:: Data records ::
_ _ _ _ _ _ _
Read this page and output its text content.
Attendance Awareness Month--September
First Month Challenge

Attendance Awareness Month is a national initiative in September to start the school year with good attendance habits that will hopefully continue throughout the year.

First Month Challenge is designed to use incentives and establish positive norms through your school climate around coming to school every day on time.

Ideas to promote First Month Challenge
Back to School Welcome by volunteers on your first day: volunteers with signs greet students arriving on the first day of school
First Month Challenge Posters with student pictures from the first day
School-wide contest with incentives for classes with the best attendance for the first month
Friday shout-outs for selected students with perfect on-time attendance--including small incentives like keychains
_ _ _ _ _ _ _
:: Written instruction ::
Extract all of the material exactly as it is written.

:: Solution ::
Read this page and output its text content.
Attendance Awareness Month--September
First Month Challenge

Attendance Awareness Month is a national initiative in September to start the school year with good attendance habits that will hopefully continue throughout the year.

First Month Challenge is designed to use incentives and establish positive norms through your school climate around coming to school every day on time.

Ideas to promote First Month Challenge
Back to School Welcome by volunteers on your first day: volunteers with signs greet students arriving on the first day of school
First Month Challenge Posters with student pictures from the first day
School-wide contest with incentives for classes with the best attendance for the first month
Friday shout-outs for selected students with perfect on-time attendance--including small incentives like keychains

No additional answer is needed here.